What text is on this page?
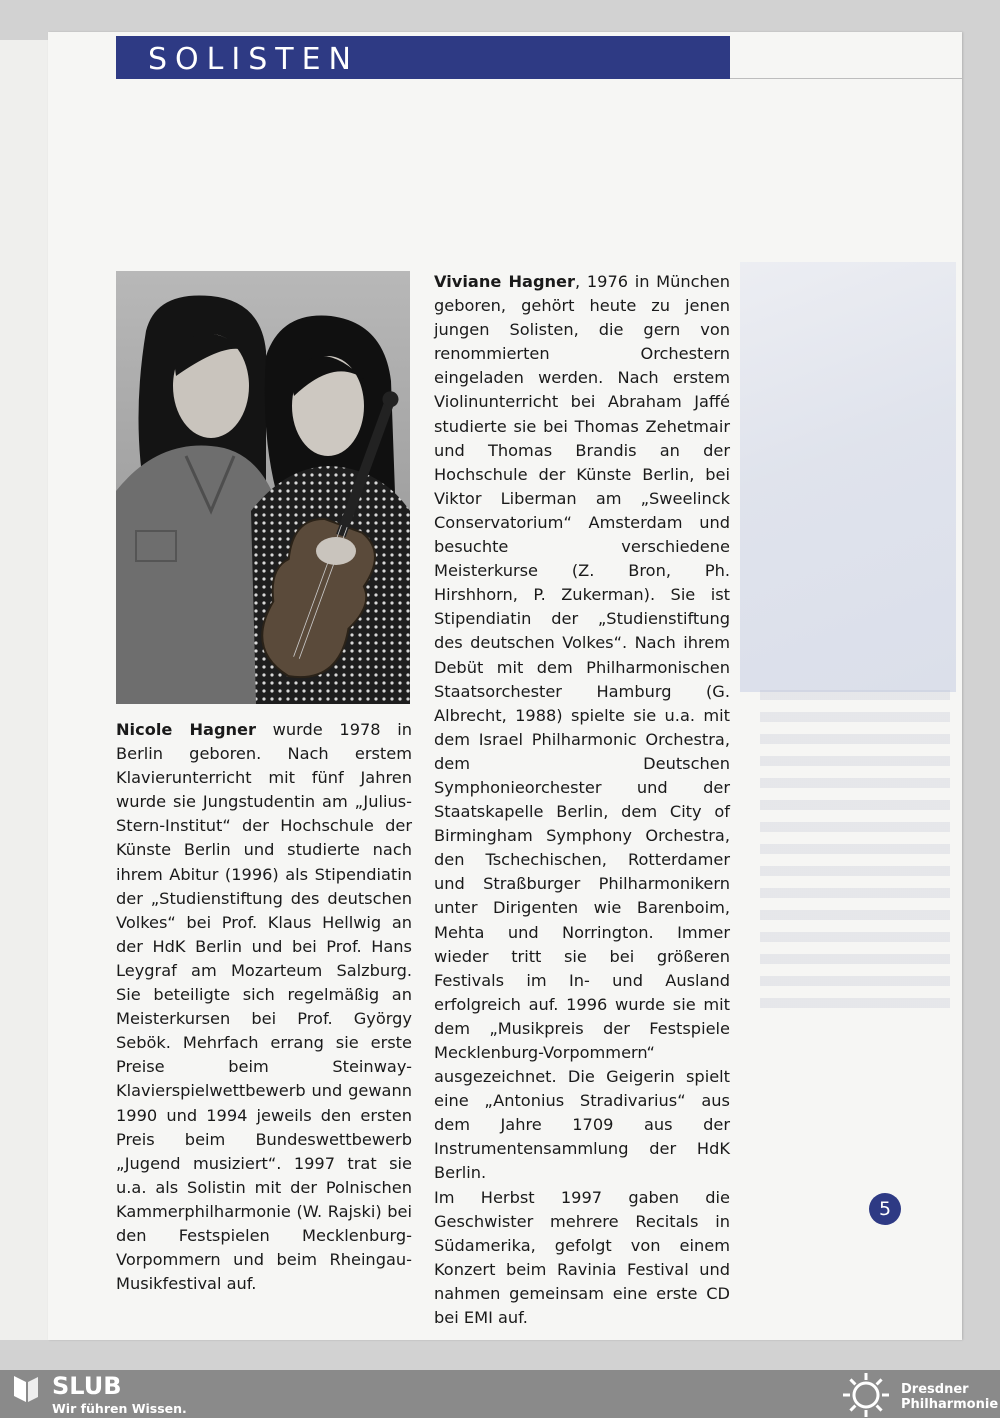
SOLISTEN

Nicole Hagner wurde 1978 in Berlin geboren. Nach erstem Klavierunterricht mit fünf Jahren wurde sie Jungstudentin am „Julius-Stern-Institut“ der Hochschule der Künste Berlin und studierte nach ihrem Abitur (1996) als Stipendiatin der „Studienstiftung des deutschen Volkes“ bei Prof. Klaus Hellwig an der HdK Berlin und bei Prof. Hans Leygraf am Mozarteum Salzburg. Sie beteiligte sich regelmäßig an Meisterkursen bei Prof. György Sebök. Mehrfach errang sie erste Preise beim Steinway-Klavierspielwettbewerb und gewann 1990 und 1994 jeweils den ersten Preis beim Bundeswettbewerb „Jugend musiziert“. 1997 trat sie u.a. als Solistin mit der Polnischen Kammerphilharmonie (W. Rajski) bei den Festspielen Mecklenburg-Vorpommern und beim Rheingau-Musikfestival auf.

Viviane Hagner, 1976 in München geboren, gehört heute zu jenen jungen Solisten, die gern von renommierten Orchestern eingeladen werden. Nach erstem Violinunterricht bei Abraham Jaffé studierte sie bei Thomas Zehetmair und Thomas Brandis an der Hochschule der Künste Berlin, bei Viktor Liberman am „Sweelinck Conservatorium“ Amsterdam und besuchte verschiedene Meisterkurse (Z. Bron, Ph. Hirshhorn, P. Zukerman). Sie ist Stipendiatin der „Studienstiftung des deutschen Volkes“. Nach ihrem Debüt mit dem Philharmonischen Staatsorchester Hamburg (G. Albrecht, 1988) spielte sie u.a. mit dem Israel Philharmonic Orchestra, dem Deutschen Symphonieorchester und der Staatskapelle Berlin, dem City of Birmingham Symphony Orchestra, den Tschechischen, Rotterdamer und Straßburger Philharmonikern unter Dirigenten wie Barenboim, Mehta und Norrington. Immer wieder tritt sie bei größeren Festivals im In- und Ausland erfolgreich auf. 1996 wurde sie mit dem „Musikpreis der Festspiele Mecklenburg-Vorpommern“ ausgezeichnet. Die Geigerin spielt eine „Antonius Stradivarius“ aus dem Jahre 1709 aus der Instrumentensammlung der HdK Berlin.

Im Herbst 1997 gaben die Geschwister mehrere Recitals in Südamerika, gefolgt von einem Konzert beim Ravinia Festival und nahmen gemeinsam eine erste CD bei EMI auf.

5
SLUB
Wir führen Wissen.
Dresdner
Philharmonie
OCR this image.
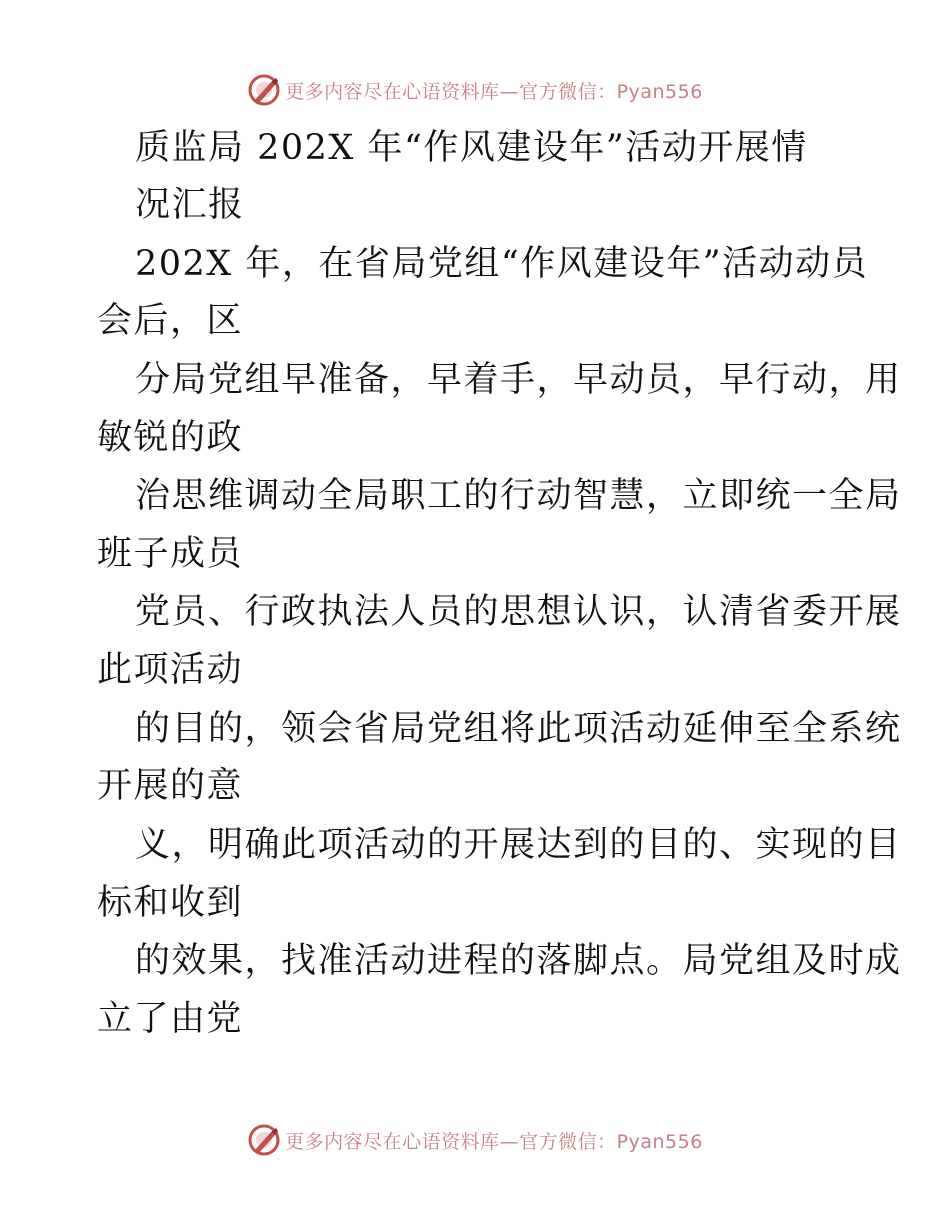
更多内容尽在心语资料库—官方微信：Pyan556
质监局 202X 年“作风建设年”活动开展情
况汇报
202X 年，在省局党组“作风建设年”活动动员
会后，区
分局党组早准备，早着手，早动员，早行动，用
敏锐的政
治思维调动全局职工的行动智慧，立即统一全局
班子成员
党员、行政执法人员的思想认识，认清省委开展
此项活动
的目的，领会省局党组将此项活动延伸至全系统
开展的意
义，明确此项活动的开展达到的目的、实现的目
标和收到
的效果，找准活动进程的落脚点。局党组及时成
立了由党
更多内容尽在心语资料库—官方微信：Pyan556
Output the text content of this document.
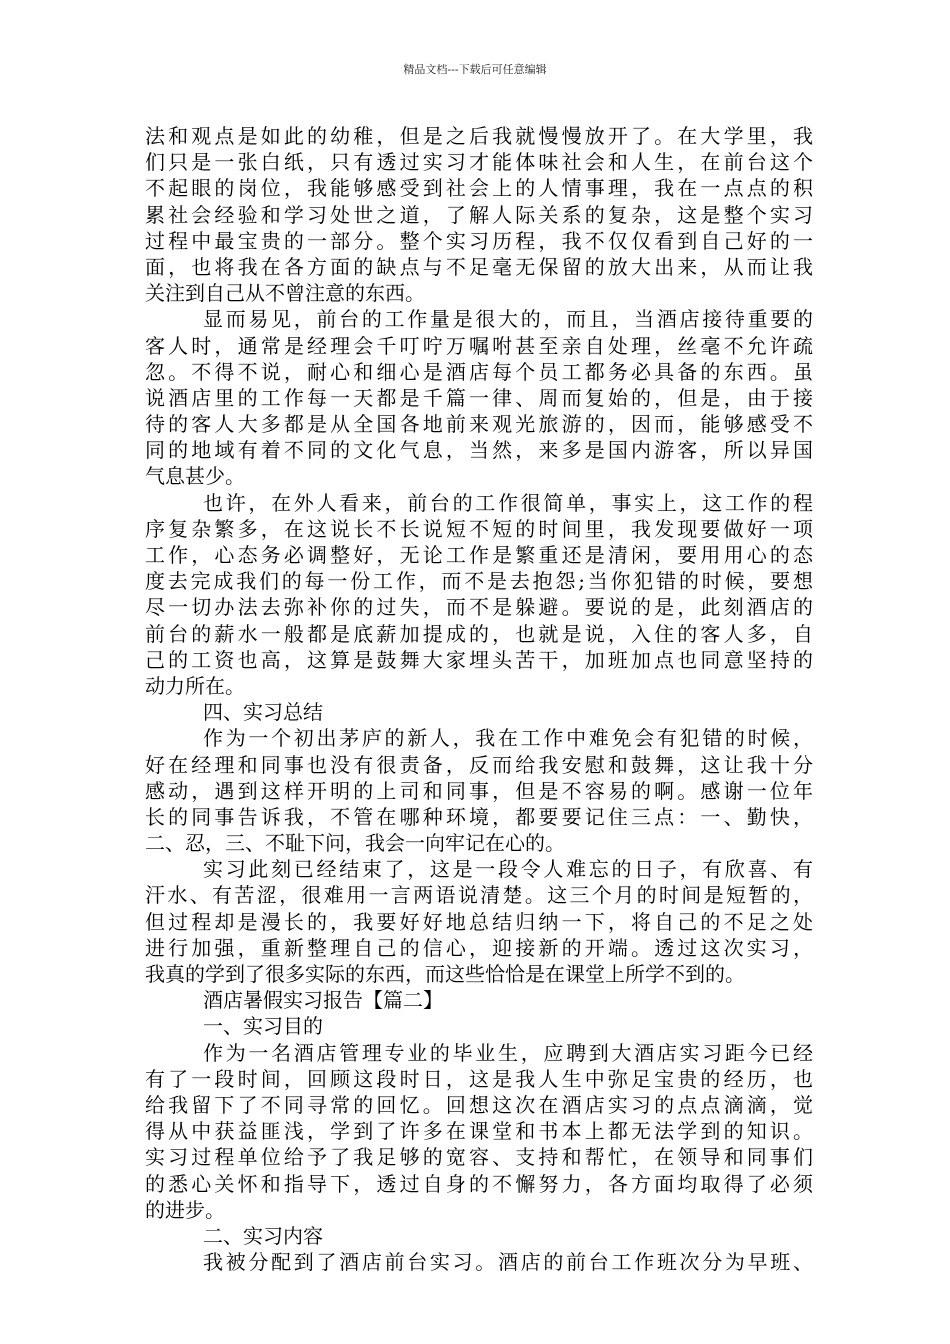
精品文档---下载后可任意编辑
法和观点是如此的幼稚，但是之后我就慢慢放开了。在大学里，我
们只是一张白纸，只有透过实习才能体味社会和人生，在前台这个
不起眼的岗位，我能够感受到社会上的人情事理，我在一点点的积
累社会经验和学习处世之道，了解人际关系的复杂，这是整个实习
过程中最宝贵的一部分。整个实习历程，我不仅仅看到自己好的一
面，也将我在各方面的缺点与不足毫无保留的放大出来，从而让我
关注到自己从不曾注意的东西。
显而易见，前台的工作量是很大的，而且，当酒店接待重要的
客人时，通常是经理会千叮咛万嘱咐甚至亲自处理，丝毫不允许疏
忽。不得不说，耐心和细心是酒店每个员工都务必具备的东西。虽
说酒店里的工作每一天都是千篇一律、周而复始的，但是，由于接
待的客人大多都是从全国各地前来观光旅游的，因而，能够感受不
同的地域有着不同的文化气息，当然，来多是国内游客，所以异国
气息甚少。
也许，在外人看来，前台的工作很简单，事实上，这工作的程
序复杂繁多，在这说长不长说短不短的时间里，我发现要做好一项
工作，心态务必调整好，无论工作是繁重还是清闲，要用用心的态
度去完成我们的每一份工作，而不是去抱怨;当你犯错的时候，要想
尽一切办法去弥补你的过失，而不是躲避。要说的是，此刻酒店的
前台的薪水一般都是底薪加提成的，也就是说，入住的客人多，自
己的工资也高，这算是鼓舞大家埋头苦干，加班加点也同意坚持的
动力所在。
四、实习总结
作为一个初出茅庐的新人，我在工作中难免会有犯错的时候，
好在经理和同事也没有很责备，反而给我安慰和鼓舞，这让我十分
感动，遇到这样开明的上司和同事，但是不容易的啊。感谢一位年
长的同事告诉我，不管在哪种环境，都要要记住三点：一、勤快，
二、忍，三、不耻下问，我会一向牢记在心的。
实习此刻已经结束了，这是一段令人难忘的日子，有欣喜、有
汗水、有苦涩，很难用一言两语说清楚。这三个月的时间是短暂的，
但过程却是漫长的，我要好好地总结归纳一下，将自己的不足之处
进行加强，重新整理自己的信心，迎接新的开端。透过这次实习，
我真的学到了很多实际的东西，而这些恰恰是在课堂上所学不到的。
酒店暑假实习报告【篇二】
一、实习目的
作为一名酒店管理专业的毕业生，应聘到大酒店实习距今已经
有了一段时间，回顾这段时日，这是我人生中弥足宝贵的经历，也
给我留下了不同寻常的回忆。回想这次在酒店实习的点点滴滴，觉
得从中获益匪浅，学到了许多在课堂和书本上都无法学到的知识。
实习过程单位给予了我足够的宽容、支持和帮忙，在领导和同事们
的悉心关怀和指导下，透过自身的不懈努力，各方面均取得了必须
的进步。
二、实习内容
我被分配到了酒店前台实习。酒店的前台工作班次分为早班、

____

#### Exercise:
Your copy of the data should match it exactly, except that pictures are left out.

#### Answer to this problem:
What text is on this page?
SOLISTEN

Nicole Hagner wurde 1978 in Berlin geboren. Nach erstem Klavierunterricht mit fünf Jahren wurde sie Jungstudentin am „Julius-Stern-Institut“ der Hochschule der Künste Berlin und studierte nach ihrem Abitur (1996) als Stipendiatin der „Studienstiftung des deutschen Volkes“ bei Prof. Klaus Hellwig an der HdK Berlin und bei Prof. Hans Leygraf am Mozarteum Salzburg. Sie beteiligte sich regelmäßig an Meisterkursen bei Prof. György Sebök. Mehrfach errang sie erste Preise beim Steinway-Klavierspielwettbewerb und gewann 1990 und 1994 jeweils den ersten Preis beim Bundeswettbewerb „Jugend musiziert“. 1997 trat sie u.a. als Solistin mit der Polnischen Kammerphilharmonie (W. Rajski) bei den Festspielen Mecklenburg-Vorpommern und beim Rheingau-Musikfestival auf.

Viviane Hagner, 1976 in München geboren, gehört heute zu jenen jungen Solisten, die gern von renommierten Orchestern eingeladen werden. Nach erstem Violinunterricht bei Abraham Jaffé studierte sie bei Thomas Zehetmair und Thomas Brandis an der Hochschule der Künste Berlin, bei Viktor Liberman am „Sweelinck Conservatorium“ Amsterdam und besuchte verschiedene Meisterkurse (Z. Bron, Ph. Hirshhorn, P. Zukerman). Sie ist Stipendiatin der „Studienstiftung des deutschen Volkes“. Nach ihrem Debüt mit dem Philharmonischen Staatsorchester Hamburg (G. Albrecht, 1988) spielte sie u.a. mit dem Israel Philharmonic Orchestra, dem Deutschen Symphonieorchester und der Staatskapelle Berlin, dem City of Birmingham Symphony Orchestra, den Tschechischen, Rotterdamer und Straßburger Philharmonikern unter Dirigenten wie Barenboim, Mehta und Norrington. Immer wieder tritt sie bei größeren Festivals im In- und Ausland erfolgreich auf. 1996 wurde sie mit dem „Musikpreis der Festspiele Mecklenburg-Vorpommern“ ausgezeichnet. Die Geigerin spielt eine „Antonius Stradivarius“ aus dem Jahre 1709 aus der Instrumentensammlung der HdK Berlin.

Im Herbst 1997 gaben die Geschwister mehrere Recitals in Südamerika, gefolgt von einem Konzert beim Ravinia Festival und nahmen gemeinsam eine erste CD bei EMI auf.

5
SLUB
Wir führen Wissen.
Dresdner
Philharmonie
OCR this image.
更多内容尽在心语资料库—官方微信：Pyan556
质监局 202X 年“作风建设年”活动开展情
况汇报
202X 年，在省局党组“作风建设年”活动动员
会后，区
分局党组早准备，早着手，早动员，早行动，用
敏锐的政
治思维调动全局职工的行动智慧，立即统一全局
班子成员
党员、行政执法人员的思想认识，认清省委开展
此项活动
的目的，领会省局党组将此项活动延伸至全系统
开展的意
义，明确此项活动的开展达到的目的、实现的目
标和收到
的效果，找准活动进程的落脚点。局党组及时成
立了由党
更多内容尽在心语资料库—官方微信：Pyan556
Output the text content of this document.
精品文档---下载后可任意编辑
法和观点是如此的幼稚，但是之后我就慢慢放开了。在大学里，我
们只是一张白纸，只有透过实习才能体味社会和人生，在前台这个
不起眼的岗位，我能够感受到社会上的人情事理，我在一点点的积
累社会经验和学习处世之道，了解人际关系的复杂，这是整个实习
过程中最宝贵的一部分。整个实习历程，我不仅仅看到自己好的一
面，也将我在各方面的缺点与不足毫无保留的放大出来，从而让我
关注到自己从不曾注意的东西。
显而易见，前台的工作量是很大的，而且，当酒店接待重要的
客人时，通常是经理会千叮咛万嘱咐甚至亲自处理，丝毫不允许疏
忽。不得不说，耐心和细心是酒店每个员工都务必具备的东西。虽
说酒店里的工作每一天都是千篇一律、周而复始的，但是，由于接
待的客人大多都是从全国各地前来观光旅游的，因而，能够感受不
同的地域有着不同的文化气息，当然，来多是国内游客，所以异国
气息甚少。
也许，在外人看来，前台的工作很简单，事实上，这工作的程
序复杂繁多，在这说长不长说短不短的时间里，我发现要做好一项
工作，心态务必调整好，无论工作是繁重还是清闲，要用用心的态
度去完成我们的每一份工作，而不是去抱怨;当你犯错的时候，要想
尽一切办法去弥补你的过失，而不是躲避。要说的是，此刻酒店的
前台的薪水一般都是底薪加提成的，也就是说，入住的客人多，自
己的工资也高，这算是鼓舞大家埋头苦干，加班加点也同意坚持的
动力所在。
四、实习总结
作为一个初出茅庐的新人，我在工作中难免会有犯错的时候，
好在经理和同事也没有很责备，反而给我安慰和鼓舞，这让我十分
感动，遇到这样开明的上司和同事，但是不容易的啊。感谢一位年
长的同事告诉我，不管在哪种环境，都要要记住三点：一、勤快，
二、忍，三、不耻下问，我会一向牢记在心的。
实习此刻已经结束了，这是一段令人难忘的日子，有欣喜、有
汗水、有苦涩，很难用一言两语说清楚。这三个月的时间是短暂的，
但过程却是漫长的，我要好好地总结归纳一下，将自己的不足之处
进行加强，重新整理自己的信心，迎接新的开端。透过这次实习，
我真的学到了很多实际的东西，而这些恰恰是在课堂上所学不到的。
酒店暑假实习报告【篇二】
一、实习目的
作为一名酒店管理专业的毕业生，应聘到大酒店实习距今已经
有了一段时间，回顾这段时日，这是我人生中弥足宝贵的经历，也
给我留下了不同寻常的回忆。回想这次在酒店实习的点点滴滴，觉
得从中获益匪浅，学到了许多在课堂和书本上都无法学到的知识。
实习过程单位给予了我足够的宽容、支持和帮忙，在领导和同事们
的悉心关怀和指导下，透过自身的不懈努力，各方面均取得了必须
的进步。
二、实习内容
我被分配到了酒店前台实习。酒店的前台工作班次分为早班、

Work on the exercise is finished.